Quote in order every sentence in the forum thread below that ends with a question mark.

Text ->
---*---

FYI, NebuAd are also a so called ex-adware company re-badged and re-branded aka Claria_Corporation, formerly Gator Corporation
and many more.
http://en.wikipedia.org/wiki/Claria_Corporation
just to reflesh the old memory regarding gator and make note of NebuAd’s pedigree.
http://www.stopscum.com/archives/gator_claria_vista_marketing_services_and_behaviorlinkcom_some_new_names_but_the_same_old_spyware_parent.html
In a way this is a good forward step for the crypto fans. Once the trend of mangling HTTP connections gets going, web site providers will get annoyed by the fact that their users don’t get to see the page in its original form. The more heavy-handed the mangling, the more annoyed both the users and the content providers will become.
What is the logical response from a web site provider when they get annoyed about mangling? Switch the site over to SSL and redirect the users to HTTPS connections. Gradually more and more sites will enable crypto until that becomes the new normal thing.
Something technologically similar is happening (at least) in two german GPRS network. There is a abit of javascrit injected, and images are by default reduced in size and quality. This may be a reasonable thing to do on GPRS, but it also poses the changing-provider problem. The javascript is located at the IP address 1.2.3.4 (really, literally!), and when you reenter a page with a different provider you get connection errors.
I am now using an SSL tunnel to my home proxy to avoid that stuff, but not everyone can do that.
Also, the name ‘phorm’ almost looks like an april’s fool joke, being so close to the thing that propels all new technology into the marketplace.
@Tel:
> So do you also feel morality bound to randomly buy the products that you see advertised?
A more accurate comparison would be: Do you also feel morally bound to watch television commercials (or listen to radio commercials)? (Or perhaps “not edit the commercials out of TV/radio recorded shows.”)
In other matters, if this business model does not immediately crash, it opens a door to even more intrusive data gathering. While Phorm may be on the up-and-up today, what happens when they go public/are taken over/are bought out and the new management would like to store more of the data that they have access to today sitting in the middle of the connection? For example, *today* they don’t overwrite others’ ads. Who’s to say that they will always refrain from doing so, if offered enough money from someone who wants to displace their competitor’s ads?
@Brian: Good point, session hijacking is definitely possible. Phorm seems to be aware that webmail sites are more sensitive than others. The Clayton paper says that they have a webmail blacklist of “more than 25 sites”– a rather weak attempt. It also doesn’t mention what they do for other login-based non-webmail sites.
The most ludicrous thing is that there is already a way to do something similar at the application layer, where it belongs, instead of at the physical network layer. It’s called SOCKS. The ISPs could just set up web proxies that feed data to Phorm, and that their installation software will enable by default. Users could opt out by configuring their browsers not to use their ISP’s proxy, or by manually setting up their net connection instead of using their ISP’s for-dummies installer disk.
Why use a network-level switch? It doesn’t make much sense … unless they want to (eventually, if not immediately) do more, such as monitor or meddle with non-HTTP traffic.

---*---

(Element boundary records)

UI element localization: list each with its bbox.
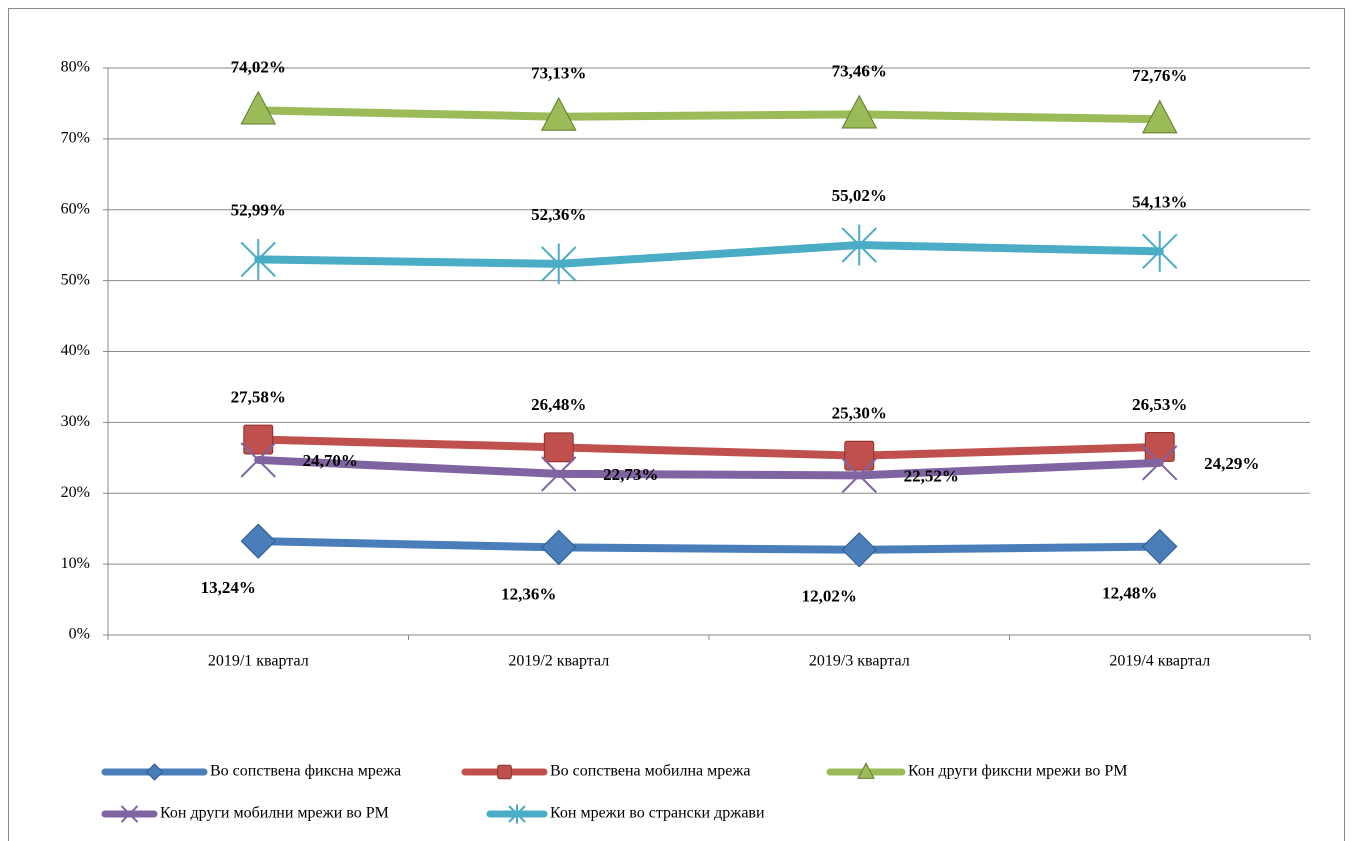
marker-shape	[240, 90, 277, 125]
legend-label: Кон мрежи во странски држави	[550, 805, 765, 822]
x-tick-label: 2019/2 квартал	[508, 653, 609, 670]
marker	[1142, 230, 1178, 272]
marker-shape	[1142, 528, 1178, 565]
y-tick-label: 60%	[61, 200, 90, 217]
marker	[841, 224, 877, 266]
data-label: 25,30%	[832, 404, 887, 423]
data-label: 13,24%	[201, 578, 256, 597]
x-tick-label: 2019/3 квартал	[809, 653, 910, 670]
data-label: 27,58%	[231, 387, 286, 406]
data-label: 72,76%	[1132, 66, 1187, 85]
marker-shape	[240, 442, 276, 478]
data-label: 74,02%	[231, 57, 286, 76]
marker	[1142, 445, 1178, 481]
marker	[120, 805, 139, 823]
legend-label: Во сопствена фиксна мрежа	[210, 763, 401, 780]
marker	[240, 239, 276, 280]
marker	[497, 764, 512, 780]
data-label: 73,46%	[832, 61, 887, 80]
marker-shape	[120, 805, 139, 823]
y-tick-label: 0%	[69, 626, 90, 643]
series-line	[254, 241, 1164, 268]
marker-shape	[541, 529, 577, 566]
marker	[508, 804, 526, 824]
marker-shape	[497, 764, 512, 780]
data-label: 12,48%	[1102, 583, 1157, 602]
series-line	[254, 435, 1164, 460]
marker-shape	[1144, 432, 1175, 462]
legend-label: Кон други мобилни мрежи во РМ	[160, 805, 389, 822]
legend-label: Кон други фиксни мрежи во РМ	[908, 763, 1127, 780]
marker	[540, 96, 577, 131]
data-label: 22,73%	[603, 465, 658, 484]
data-label: 24,70%	[303, 451, 358, 470]
y-tick-label: 10%	[61, 555, 90, 572]
marker	[1142, 528, 1178, 565]
data-label: 26,48%	[531, 395, 586, 414]
marker	[145, 763, 164, 781]
marker	[240, 90, 277, 125]
marker	[857, 762, 875, 779]
series-line	[254, 106, 1164, 124]
marker-shape	[1141, 99, 1178, 134]
marker	[541, 243, 577, 285]
marker-shape	[541, 243, 577, 285]
marker-shape	[841, 224, 877, 266]
y-tick-label: 80%	[61, 59, 90, 76]
marker	[1144, 432, 1175, 462]
y-tick-label: 70%	[61, 130, 90, 147]
x-tick-label: 2019/1 квартал	[208, 653, 309, 670]
marker-shape	[543, 432, 574, 463]
y-tick-label: 40%	[61, 342, 90, 359]
marker	[844, 440, 875, 471]
x-tick-label: 2019/4 квартал	[1109, 653, 1210, 670]
marker	[541, 529, 577, 566]
y-tick-label: 30%	[61, 413, 90, 430]
marker	[841, 94, 878, 129]
data-label: 22,52%	[904, 466, 959, 485]
marker-shape	[857, 762, 875, 779]
series-line	[254, 537, 1164, 554]
legend-label: Во сопствена мобилна мрежа	[550, 763, 751, 780]
marker-shape	[540, 96, 577, 131]
marker	[543, 432, 574, 463]
y-tick-label: 50%	[61, 271, 90, 288]
marker	[841, 532, 877, 568]
marker-shape	[508, 804, 526, 824]
marker-shape	[145, 763, 164, 781]
marker	[841, 457, 877, 494]
marker	[240, 442, 276, 478]
chart-border	[8, 8, 1345, 841]
series-line	[254, 455, 1164, 480]
marker-shape	[240, 239, 276, 280]
data-label: 12,02%	[802, 587, 857, 606]
marker-shape	[841, 457, 877, 494]
marker-shape	[1142, 445, 1178, 481]
marker-shape	[1142, 230, 1178, 272]
data-label: 55,02%	[832, 186, 887, 205]
marker-shape	[844, 440, 875, 471]
y-tick-label: 20%	[61, 484, 90, 501]
marker	[541, 456, 577, 492]
data-label: 52,99%	[231, 200, 286, 219]
data-label: 54,13%	[1132, 192, 1187, 211]
marker	[1141, 99, 1178, 134]
data-label: 24,29%	[1204, 454, 1259, 473]
marker	[240, 523, 276, 559]
marker-shape	[243, 424, 274, 455]
data-label: 73,13%	[531, 64, 586, 83]
marker	[243, 424, 274, 455]
marker-shape	[541, 456, 577, 492]
marker-shape	[841, 532, 877, 568]
data-label: 26,53%	[1132, 395, 1187, 414]
marker-shape	[841, 94, 878, 129]
marker-shape	[240, 523, 276, 559]
data-label: 12,36%	[501, 584, 556, 603]
data-label: 52,36%	[531, 205, 586, 224]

---*---

Written reply ->
What is the logical response from a web site provider when they get annoyed about mangling?
So do you also feel morality bound to randomly buy the products that you see advertised?
Do you also feel morally bound to watch television commercials (or listen to radio commercials)?
While Phorm may be on the up-and-up today, what happens when they go public/are taken over/are bought out and the new management would like to store more of the data that they have access to today sitting in the middle of the connection?
Who’s to say that they will always refrain from doing so, if offered enough money from someone who wants to displace their competitor’s ads?
Why use a network-level switch?